Retype each record below word for word. Leave the pictures out.
§
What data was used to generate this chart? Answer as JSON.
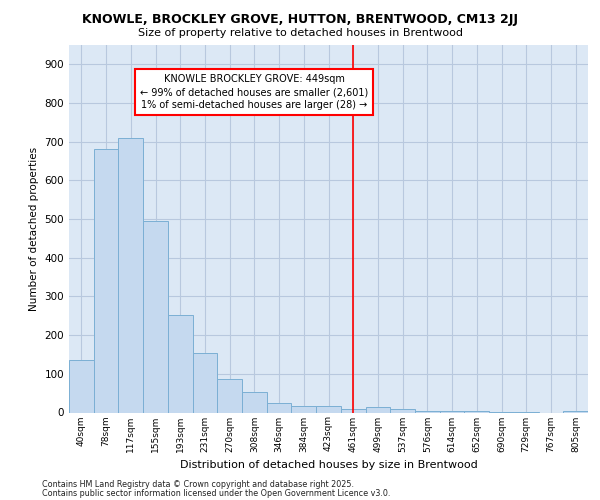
{
  "title1": "KNOWLE, BROCKLEY GROVE, HUTTON, BRENTWOOD, CM13 2JJ",
  "title2": "Size of property relative to detached houses in Brentwood",
  "xlabel": "Distribution of detached houses by size in Brentwood",
  "ylabel": "Number of detached properties",
  "categories": [
    "40sqm",
    "78sqm",
    "117sqm",
    "155sqm",
    "193sqm",
    "231sqm",
    "270sqm",
    "308sqm",
    "346sqm",
    "384sqm",
    "423sqm",
    "461sqm",
    "499sqm",
    "537sqm",
    "576sqm",
    "614sqm",
    "652sqm",
    "690sqm",
    "729sqm",
    "767sqm",
    "805sqm"
  ],
  "values": [
    135,
    680,
    710,
    495,
    252,
    155,
    87,
    52,
    25,
    18,
    18,
    10,
    13,
    8,
    5,
    3,
    3,
    2,
    1,
    0,
    3
  ],
  "bar_color": "#c5d9ef",
  "bar_edge_color": "#7bafd4",
  "grid_color": "#b8c8de",
  "background_color": "#dce8f5",
  "red_line_index": 11,
  "annotation_text": "KNOWLE BROCKLEY GROVE: 449sqm\n← 99% of detached houses are smaller (2,601)\n1% of semi-detached houses are larger (28) →",
  "ylim": [
    0,
    950
  ],
  "yticks": [
    0,
    100,
    200,
    300,
    400,
    500,
    600,
    700,
    800,
    900
  ],
  "footnote1": "Contains HM Land Registry data © Crown copyright and database right 2025.",
  "footnote2": "Contains public sector information licensed under the Open Government Licence v3.0."
}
§
### TASK SOLUTION
What data was used to generate this chart? Answer as JSON.
{
  "title1": "KNOWLE, BROCKLEY GROVE, HUTTON, BRENTWOOD, CM13 2JJ",
  "title2": "Size of property relative to detached houses in Brentwood",
  "xlabel": "Distribution of detached houses by size in Brentwood",
  "ylabel": "Number of detached properties",
  "categories": [
    "40sqm",
    "78sqm",
    "117sqm",
    "155sqm",
    "193sqm",
    "231sqm",
    "270sqm",
    "308sqm",
    "346sqm",
    "384sqm",
    "423sqm",
    "461sqm",
    "499sqm",
    "537sqm",
    "576sqm",
    "614sqm",
    "652sqm",
    "690sqm",
    "729sqm",
    "767sqm",
    "805sqm"
  ],
  "values": [
    135,
    680,
    710,
    495,
    252,
    155,
    87,
    52,
    25,
    18,
    18,
    10,
    13,
    8,
    5,
    3,
    3,
    2,
    1,
    0,
    3
  ],
  "bar_color": "#c5d9ef",
  "bar_edge_color": "#7bafd4",
  "grid_color": "#b8c8de",
  "background_color": "#dce8f5",
  "red_line_index": 11,
  "annotation_text": "KNOWLE BROCKLEY GROVE: 449sqm\n← 99% of detached houses are smaller (2,601)\n1% of semi-detached houses are larger (28) →",
  "ylim": [
    0,
    950
  ],
  "yticks": [
    0,
    100,
    200,
    300,
    400,
    500,
    600,
    700,
    800,
    900
  ],
  "footnote1": "Contains HM Land Registry data © Crown copyright and database right 2025.",
  "footnote2": "Contains public sector information licensed under the Open Government Licence v3.0."
}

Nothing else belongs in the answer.